_Aim:_
Reproduce the material in full, exactly as written.

───── Supplied data ─────

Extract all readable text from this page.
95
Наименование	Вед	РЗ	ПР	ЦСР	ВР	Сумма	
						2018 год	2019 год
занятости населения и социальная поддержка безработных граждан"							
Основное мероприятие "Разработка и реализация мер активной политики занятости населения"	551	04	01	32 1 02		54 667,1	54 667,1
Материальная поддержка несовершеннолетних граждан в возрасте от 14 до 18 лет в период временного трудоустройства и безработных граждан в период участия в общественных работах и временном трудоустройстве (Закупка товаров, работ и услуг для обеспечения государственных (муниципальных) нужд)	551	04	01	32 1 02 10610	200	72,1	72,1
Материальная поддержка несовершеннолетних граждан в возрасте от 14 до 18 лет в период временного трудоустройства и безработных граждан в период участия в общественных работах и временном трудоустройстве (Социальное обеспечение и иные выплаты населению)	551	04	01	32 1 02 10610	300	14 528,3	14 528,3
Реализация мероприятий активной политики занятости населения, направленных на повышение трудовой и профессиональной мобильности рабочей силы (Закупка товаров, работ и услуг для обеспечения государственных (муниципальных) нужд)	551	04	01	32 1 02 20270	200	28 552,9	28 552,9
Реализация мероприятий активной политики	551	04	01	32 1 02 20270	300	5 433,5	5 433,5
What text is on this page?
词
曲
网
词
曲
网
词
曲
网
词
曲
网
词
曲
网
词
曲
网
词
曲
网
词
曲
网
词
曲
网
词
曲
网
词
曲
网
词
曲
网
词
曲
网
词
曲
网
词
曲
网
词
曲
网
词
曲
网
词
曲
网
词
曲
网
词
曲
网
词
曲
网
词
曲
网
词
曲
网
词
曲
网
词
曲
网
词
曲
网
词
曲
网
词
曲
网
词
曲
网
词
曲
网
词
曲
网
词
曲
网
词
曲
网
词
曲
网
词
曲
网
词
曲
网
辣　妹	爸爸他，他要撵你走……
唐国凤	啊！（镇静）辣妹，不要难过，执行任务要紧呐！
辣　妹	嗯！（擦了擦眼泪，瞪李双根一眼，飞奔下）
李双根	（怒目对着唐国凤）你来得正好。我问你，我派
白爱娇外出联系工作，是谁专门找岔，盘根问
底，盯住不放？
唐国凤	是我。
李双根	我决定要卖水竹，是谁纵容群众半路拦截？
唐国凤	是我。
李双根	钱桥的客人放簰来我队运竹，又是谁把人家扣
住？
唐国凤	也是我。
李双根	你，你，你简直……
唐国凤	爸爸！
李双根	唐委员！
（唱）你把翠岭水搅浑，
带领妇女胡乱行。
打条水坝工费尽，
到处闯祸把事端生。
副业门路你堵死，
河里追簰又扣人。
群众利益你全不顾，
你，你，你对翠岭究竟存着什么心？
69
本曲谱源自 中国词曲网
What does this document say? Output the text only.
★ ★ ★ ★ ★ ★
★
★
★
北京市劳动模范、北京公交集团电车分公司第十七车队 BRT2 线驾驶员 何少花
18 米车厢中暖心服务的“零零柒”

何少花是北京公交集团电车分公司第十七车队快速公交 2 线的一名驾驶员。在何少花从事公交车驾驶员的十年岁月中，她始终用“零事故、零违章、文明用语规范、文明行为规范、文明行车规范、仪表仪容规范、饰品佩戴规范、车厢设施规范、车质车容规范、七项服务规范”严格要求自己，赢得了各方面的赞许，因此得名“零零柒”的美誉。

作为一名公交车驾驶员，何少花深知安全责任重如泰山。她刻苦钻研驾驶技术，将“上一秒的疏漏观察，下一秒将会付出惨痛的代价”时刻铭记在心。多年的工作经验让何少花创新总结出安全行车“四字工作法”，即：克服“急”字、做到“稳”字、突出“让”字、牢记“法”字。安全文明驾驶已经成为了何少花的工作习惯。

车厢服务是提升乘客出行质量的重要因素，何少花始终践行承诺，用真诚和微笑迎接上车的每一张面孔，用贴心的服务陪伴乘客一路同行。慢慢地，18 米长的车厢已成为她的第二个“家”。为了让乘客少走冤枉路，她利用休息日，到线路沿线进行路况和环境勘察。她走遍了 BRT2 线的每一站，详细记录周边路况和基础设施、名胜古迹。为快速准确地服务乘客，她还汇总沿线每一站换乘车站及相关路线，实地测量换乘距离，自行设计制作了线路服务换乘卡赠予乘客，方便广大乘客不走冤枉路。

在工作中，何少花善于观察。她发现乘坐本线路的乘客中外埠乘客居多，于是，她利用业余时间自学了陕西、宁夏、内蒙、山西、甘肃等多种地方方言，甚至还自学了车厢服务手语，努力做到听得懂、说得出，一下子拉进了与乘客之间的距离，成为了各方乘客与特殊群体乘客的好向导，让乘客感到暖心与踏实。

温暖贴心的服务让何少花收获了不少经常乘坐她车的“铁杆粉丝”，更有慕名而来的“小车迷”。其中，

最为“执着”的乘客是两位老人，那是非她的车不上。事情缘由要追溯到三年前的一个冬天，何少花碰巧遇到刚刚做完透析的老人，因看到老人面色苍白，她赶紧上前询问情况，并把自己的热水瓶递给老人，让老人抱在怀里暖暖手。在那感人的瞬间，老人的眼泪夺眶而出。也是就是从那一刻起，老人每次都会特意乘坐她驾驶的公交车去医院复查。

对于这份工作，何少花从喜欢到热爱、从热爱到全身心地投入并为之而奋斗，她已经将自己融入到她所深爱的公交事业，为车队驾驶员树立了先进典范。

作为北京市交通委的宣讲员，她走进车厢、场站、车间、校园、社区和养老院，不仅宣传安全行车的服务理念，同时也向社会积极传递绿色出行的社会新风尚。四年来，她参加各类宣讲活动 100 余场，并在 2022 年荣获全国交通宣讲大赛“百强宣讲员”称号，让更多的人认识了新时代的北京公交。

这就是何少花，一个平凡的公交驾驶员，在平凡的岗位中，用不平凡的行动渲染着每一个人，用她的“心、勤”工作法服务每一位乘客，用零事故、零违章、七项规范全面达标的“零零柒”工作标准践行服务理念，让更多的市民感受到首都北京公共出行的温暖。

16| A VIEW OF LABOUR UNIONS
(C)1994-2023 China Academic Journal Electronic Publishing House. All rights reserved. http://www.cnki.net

─────

_Reply:_
Extract all readable text from this page.
95
Наименование	Вед	РЗ	ПР	ЦСР	ВР	Сумма	
						2018 год	2019 год
занятости населения и социальная поддержка безработных граждан"							
Основное мероприятие "Разработка и реализация мер активной политики занятости населения"	551	04	01	32 1 02		54 667,1	54 667,1
Материальная поддержка несовершеннолетних граждан в возрасте от 14 до 18 лет в период временного трудоустройства и безработных граждан в период участия в общественных работах и временном трудоустройстве (Закупка товаров, работ и услуг для обеспечения государственных (муниципальных) нужд)	551	04	01	32 1 02 10610	200	72,1	72,1
Материальная поддержка несовершеннолетних граждан в возрасте от 14 до 18 лет в период временного трудоустройства и безработных граждан в период участия в общественных работах и временном трудоустройстве (Социальное обеспечение и иные выплаты населению)	551	04	01	32 1 02 10610	300	14 528,3	14 528,3
Реализация мероприятий активной политики занятости населения, направленных на повышение трудовой и профессиональной мобильности рабочей силы (Закупка товаров, работ и услуг для обеспечения государственных (муниципальных) нужд)	551	04	01	32 1 02 20270	200	28 552,9	28 552,9
Реализация мероприятий активной политики	551	04	01	32 1 02 20270	300	5 433,5	5 433,5
What text is on this page?
词
曲
网
词
曲
网
词
曲
网
词
曲
网
词
曲
网
词
曲
网
词
曲
网
词
曲
网
词
曲
网
词
曲
网
词
曲
网
词
曲
网
词
曲
网
词
曲
网
词
曲
网
词
曲
网
词
曲
网
词
曲
网
词
曲
网
词
曲
网
词
曲
网
词
曲
网
词
曲
网
词
曲
网
词
曲
网
词
曲
网
词
曲
网
词
曲
网
词
曲
网
词
曲
网
词
曲
网
词
曲
网
词
曲
网
词
曲
网
词
曲
网
词
曲
网
辣　妹	爸爸他，他要撵你走……
唐国凤	啊！（镇静）辣妹，不要难过，执行任务要紧呐！
辣　妹	嗯！（擦了擦眼泪，瞪李双根一眼，飞奔下）
李双根	（怒目对着唐国凤）你来得正好。我问你，我派
白爱娇外出联系工作，是谁专门找岔，盘根问
底，盯住不放？
唐国凤	是我。
李双根	我决定要卖水竹，是谁纵容群众半路拦截？
唐国凤	是我。
李双根	钱桥的客人放簰来我队运竹，又是谁把人家扣
住？
唐国凤	也是我。
李双根	你，你，你简直……
唐国凤	爸爸！
李双根	唐委员！
（唱）你把翠岭水搅浑，
带领妇女胡乱行。
打条水坝工费尽，
到处闯祸把事端生。
副业门路你堵死，
河里追簰又扣人。
群众利益你全不顾，
你，你，你对翠岭究竟存着什么心？
69
本曲谱源自 中国词曲网
What does this document say? Output the text only.
★ ★ ★ ★ ★ ★
★
★
★
北京市劳动模范、北京公交集团电车分公司第十七车队 BRT2 线驾驶员 何少花
18 米车厢中暖心服务的“零零柒”

何少花是北京公交集团电车分公司第十七车队快速公交 2 线的一名驾驶员。在何少花从事公交车驾驶员的十年岁月中，她始终用“零事故、零违章、文明用语规范、文明行为规范、文明行车规范、仪表仪容规范、饰品佩戴规范、车厢设施规范、车质车容规范、七项服务规范”严格要求自己，赢得了各方面的赞许，因此得名“零零柒”的美誉。

作为一名公交车驾驶员，何少花深知安全责任重如泰山。她刻苦钻研驾驶技术，将“上一秒的疏漏观察，下一秒将会付出惨痛的代价”时刻铭记在心。多年的工作经验让何少花创新总结出安全行车“四字工作法”，即：克服“急”字、做到“稳”字、突出“让”字、牢记“法”字。安全文明驾驶已经成为了何少花的工作习惯。

车厢服务是提升乘客出行质量的重要因素，何少花始终践行承诺，用真诚和微笑迎接上车的每一张面孔，用贴心的服务陪伴乘客一路同行。慢慢地，18 米长的车厢已成为她的第二个“家”。为了让乘客少走冤枉路，她利用休息日，到线路沿线进行路况和环境勘察。她走遍了 BRT2 线的每一站，详细记录周边路况和基础设施、名胜古迹。为快速准确地服务乘客，她还汇总沿线每一站换乘车站及相关路线，实地测量换乘距离，自行设计制作了线路服务换乘卡赠予乘客，方便广大乘客不走冤枉路。

在工作中，何少花善于观察。她发现乘坐本线路的乘客中外埠乘客居多，于是，她利用业余时间自学了陕西、宁夏、内蒙、山西、甘肃等多种地方方言，甚至还自学了车厢服务手语，努力做到听得懂、说得出，一下子拉进了与乘客之间的距离，成为了各方乘客与特殊群体乘客的好向导，让乘客感到暖心与踏实。

温暖贴心的服务让何少花收获了不少经常乘坐她车的“铁杆粉丝”，更有慕名而来的“小车迷”。其中，

最为“执着”的乘客是两位老人，那是非她的车不上。事情缘由要追溯到三年前的一个冬天，何少花碰巧遇到刚刚做完透析的老人，因看到老人面色苍白，她赶紧上前询问情况，并把自己的热水瓶递给老人，让老人抱在怀里暖暖手。在那感人的瞬间，老人的眼泪夺眶而出。也是就是从那一刻起，老人每次都会特意乘坐她驾驶的公交车去医院复查。

对于这份工作，何少花从喜欢到热爱、从热爱到全身心地投入并为之而奋斗，她已经将自己融入到她所深爱的公交事业，为车队驾驶员树立了先进典范。

作为北京市交通委的宣讲员，她走进车厢、场站、车间、校园、社区和养老院，不仅宣传安全行车的服务理念，同时也向社会积极传递绿色出行的社会新风尚。四年来，她参加各类宣讲活动 100 余场，并在 2022 年荣获全国交通宣讲大赛“百强宣讲员”称号，让更多的人认识了新时代的北京公交。

这就是何少花，一个平凡的公交驾驶员，在平凡的岗位中，用不平凡的行动渲染着每一个人，用她的“心、勤”工作法服务每一位乘客，用零事故、零违章、七项规范全面达标的“零零柒”工作标准践行服务理念，让更多的市民感受到首都北京公共出行的温暖。

16| A VIEW OF LABOUR UNIONS
(C)1994-2023 China Academic Journal Electronic Publishing House. All rights reserved. http://www.cnki.net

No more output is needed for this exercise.